Supplied records:

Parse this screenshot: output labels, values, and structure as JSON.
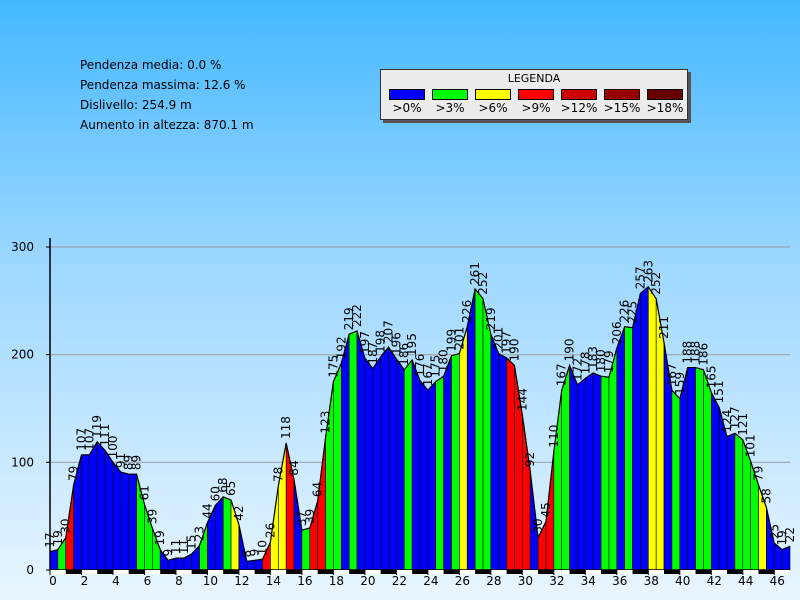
{
  "stats": [
    "Pendenza media: 0.0 %",
    "Pendenza massima: 12.6 %",
    "Dislivello: 254.9 m",
    "Aumento in altezza: 870.1 m"
  ],
  "legend": {
    "title": "LEGENDA",
    "items": [
      {
        "label": ">0%",
        "color": "#0000ff"
      },
      {
        "label": ">3%",
        "color": "#00ff00"
      },
      {
        "label": ">6%",
        "color": "#ffff00"
      },
      {
        "label": ">9%",
        "color": "#ff0000"
      },
      {
        "label": ">12%",
        "color": "#cc0000"
      },
      {
        "label": ">15%",
        "color": "#990000"
      },
      {
        "label": ">18%",
        "color": "#660000"
      }
    ]
  },
  "chart_data": {
    "type": "area",
    "xlim": [
      0,
      47
    ],
    "ylim": [
      0,
      300
    ],
    "xticks": [
      0,
      2,
      4,
      6,
      8,
      10,
      12,
      14,
      16,
      18,
      20,
      22,
      24,
      26,
      28,
      30,
      32,
      34,
      36,
      38,
      40,
      42,
      44,
      46
    ],
    "yticks": [
      0,
      100,
      200,
      300
    ],
    "grid": true,
    "points": [
      {
        "x": 0.0,
        "y": 17,
        "label": "17",
        "c": 0
      },
      {
        "x": 0.5,
        "y": 19,
        "label": "19",
        "c": 0
      },
      {
        "x": 1.0,
        "y": 30,
        "label": "30",
        "c": 1
      },
      {
        "x": 1.5,
        "y": 79,
        "label": "79",
        "c": 3
      },
      {
        "x": 2.0,
        "y": 107,
        "label": "107",
        "c": 0
      },
      {
        "x": 2.5,
        "y": 107,
        "label": "107",
        "c": 0
      },
      {
        "x": 3.0,
        "y": 119,
        "label": "119",
        "c": 0
      },
      {
        "x": 3.5,
        "y": 111,
        "label": "111",
        "c": 0
      },
      {
        "x": 4.0,
        "y": 100,
        "label": "100",
        "c": 0
      },
      {
        "x": 4.5,
        "y": 91,
        "label": "91",
        "c": 0
      },
      {
        "x": 5.0,
        "y": 89,
        "label": "89",
        "c": 0
      },
      {
        "x": 5.5,
        "y": 89,
        "label": "89",
        "c": 0
      },
      {
        "x": 6.0,
        "y": 61,
        "label": "61",
        "c": 1
      },
      {
        "x": 6.5,
        "y": 39,
        "label": "39",
        "c": 1
      },
      {
        "x": 7.0,
        "y": 19,
        "label": "19",
        "c": 1
      },
      {
        "x": 7.5,
        "y": 9,
        "label": "9",
        "c": 0
      },
      {
        "x": 8.0,
        "y": 11,
        "label": "11",
        "c": 0
      },
      {
        "x": 8.5,
        "y": 11,
        "label": "11",
        "c": 0
      },
      {
        "x": 9.0,
        "y": 15,
        "label": "15",
        "c": 0
      },
      {
        "x": 9.5,
        "y": 23,
        "label": "23",
        "c": 0
      },
      {
        "x": 10.0,
        "y": 44,
        "label": "44",
        "c": 1
      },
      {
        "x": 10.5,
        "y": 60,
        "label": "60",
        "c": 0
      },
      {
        "x": 11.0,
        "y": 68,
        "label": "68",
        "c": 0
      },
      {
        "x": 11.5,
        "y": 65,
        "label": "65",
        "c": 1
      },
      {
        "x": 12.0,
        "y": 42,
        "label": "42",
        "c": 2
      },
      {
        "x": 12.5,
        "y": 8,
        "label": "8",
        "c": 0
      },
      {
        "x": 13.0,
        "y": 9,
        "label": "9",
        "c": 0
      },
      {
        "x": 13.5,
        "y": 10,
        "label": "10",
        "c": 0
      },
      {
        "x": 14.0,
        "y": 26,
        "label": "26",
        "c": 3
      },
      {
        "x": 14.5,
        "y": 78,
        "label": "78",
        "c": 2
      },
      {
        "x": 15.0,
        "y": 118,
        "label": "118",
        "c": 2
      },
      {
        "x": 15.5,
        "y": 84,
        "label": "84",
        "c": 3
      },
      {
        "x": 16.0,
        "y": 37,
        "label": "37",
        "c": 0
      },
      {
        "x": 16.5,
        "y": 39,
        "label": "39",
        "c": 1
      },
      {
        "x": 17.0,
        "y": 64,
        "label": "64",
        "c": 3
      },
      {
        "x": 17.5,
        "y": 123,
        "label": "123",
        "c": 3
      },
      {
        "x": 18.0,
        "y": 175,
        "label": "175",
        "c": 1
      },
      {
        "x": 18.5,
        "y": 192,
        "label": "192",
        "c": 1
      },
      {
        "x": 19.0,
        "y": 219,
        "label": "219",
        "c": 0
      },
      {
        "x": 19.5,
        "y": 222,
        "label": "222",
        "c": 1
      },
      {
        "x": 20.0,
        "y": 197,
        "label": "197",
        "c": 0
      },
      {
        "x": 20.5,
        "y": 187,
        "label": "187",
        "c": 0
      },
      {
        "x": 21.0,
        "y": 198,
        "label": "198",
        "c": 0
      },
      {
        "x": 21.5,
        "y": 207,
        "label": "207",
        "c": 0
      },
      {
        "x": 22.0,
        "y": 196,
        "label": "196",
        "c": 0
      },
      {
        "x": 22.5,
        "y": 186,
        "label": "186",
        "c": 0
      },
      {
        "x": 23.0,
        "y": 195,
        "label": "195",
        "c": 1
      },
      {
        "x": 23.5,
        "y": 176,
        "label": "176",
        "c": 0
      },
      {
        "x": 24.0,
        "y": 167,
        "label": "167",
        "c": 0
      },
      {
        "x": 24.5,
        "y": 175,
        "label": "175",
        "c": 0
      },
      {
        "x": 25.0,
        "y": 180,
        "label": "180",
        "c": 1
      },
      {
        "x": 25.5,
        "y": 199,
        "label": "199",
        "c": 0
      },
      {
        "x": 26.0,
        "y": 201,
        "label": "201",
        "c": 1
      },
      {
        "x": 26.5,
        "y": 226,
        "label": "226",
        "c": 2
      },
      {
        "x": 27.0,
        "y": 261,
        "label": "261",
        "c": 0
      },
      {
        "x": 27.5,
        "y": 252,
        "label": "252",
        "c": 1
      },
      {
        "x": 28.0,
        "y": 219,
        "label": "219",
        "c": 1
      },
      {
        "x": 28.5,
        "y": 201,
        "label": "201",
        "c": 0
      },
      {
        "x": 29.0,
        "y": 197,
        "label": "197",
        "c": 0
      },
      {
        "x": 29.5,
        "y": 190,
        "label": "190",
        "c": 3
      },
      {
        "x": 30.0,
        "y": 144,
        "label": "144",
        "c": 3
      },
      {
        "x": 30.5,
        "y": 92,
        "label": "92",
        "c": 3
      },
      {
        "x": 31.0,
        "y": 30,
        "label": "30",
        "c": 0
      },
      {
        "x": 31.5,
        "y": 45,
        "label": "45",
        "c": 3
      },
      {
        "x": 32.0,
        "y": 110,
        "label": "110",
        "c": 3
      },
      {
        "x": 32.5,
        "y": 167,
        "label": "167",
        "c": 1
      },
      {
        "x": 33.0,
        "y": 190,
        "label": "190",
        "c": 1
      },
      {
        "x": 33.5,
        "y": 172,
        "label": "172",
        "c": 0
      },
      {
        "x": 34.0,
        "y": 178,
        "label": "178",
        "c": 0
      },
      {
        "x": 34.5,
        "y": 183,
        "label": "183",
        "c": 0
      },
      {
        "x": 35.0,
        "y": 180,
        "label": "180",
        "c": 0
      },
      {
        "x": 35.5,
        "y": 179,
        "label": "179",
        "c": 1
      },
      {
        "x": 36.0,
        "y": 206,
        "label": "206",
        "c": 1
      },
      {
        "x": 36.5,
        "y": 226,
        "label": "226",
        "c": 0
      },
      {
        "x": 37.0,
        "y": 225,
        "label": "225",
        "c": 1
      },
      {
        "x": 37.5,
        "y": 257,
        "label": "257",
        "c": 0
      },
      {
        "x": 38.0,
        "y": 263,
        "label": "263",
        "c": 0
      },
      {
        "x": 38.5,
        "y": 252,
        "label": "252",
        "c": 2
      },
      {
        "x": 39.0,
        "y": 211,
        "label": "211",
        "c": 2
      },
      {
        "x": 39.5,
        "y": 167,
        "label": "167",
        "c": 0
      },
      {
        "x": 40.0,
        "y": 159,
        "label": "159",
        "c": 1
      },
      {
        "x": 40.5,
        "y": 188,
        "label": "188",
        "c": 0
      },
      {
        "x": 41.0,
        "y": 188,
        "label": "188",
        "c": 0
      },
      {
        "x": 41.5,
        "y": 186,
        "label": "186",
        "c": 1
      },
      {
        "x": 42.0,
        "y": 165,
        "label": "165",
        "c": 1
      },
      {
        "x": 42.5,
        "y": 151,
        "label": "151",
        "c": 0
      },
      {
        "x": 43.0,
        "y": 124,
        "label": "124",
        "c": 0
      },
      {
        "x": 43.5,
        "y": 127,
        "label": "127",
        "c": 0
      },
      {
        "x": 44.0,
        "y": 121,
        "label": "121",
        "c": 1
      },
      {
        "x": 44.5,
        "y": 101,
        "label": "101",
        "c": 1
      },
      {
        "x": 45.0,
        "y": 79,
        "label": "79",
        "c": 1
      },
      {
        "x": 45.5,
        "y": 58,
        "label": "58",
        "c": 2
      },
      {
        "x": 46.0,
        "y": 25,
        "label": "25",
        "c": 0
      },
      {
        "x": 46.5,
        "y": 19,
        "label": "19",
        "c": 0
      },
      {
        "x": 47.0,
        "y": 22,
        "label": "22",
        "c": 0
      }
    ]
  }
}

What is expected:
Show each line in the entries that holds the string "Pendenza".

Expected output:
    "Pendenza media: 0.0 %",
    "Pendenza massima: 12.6 %",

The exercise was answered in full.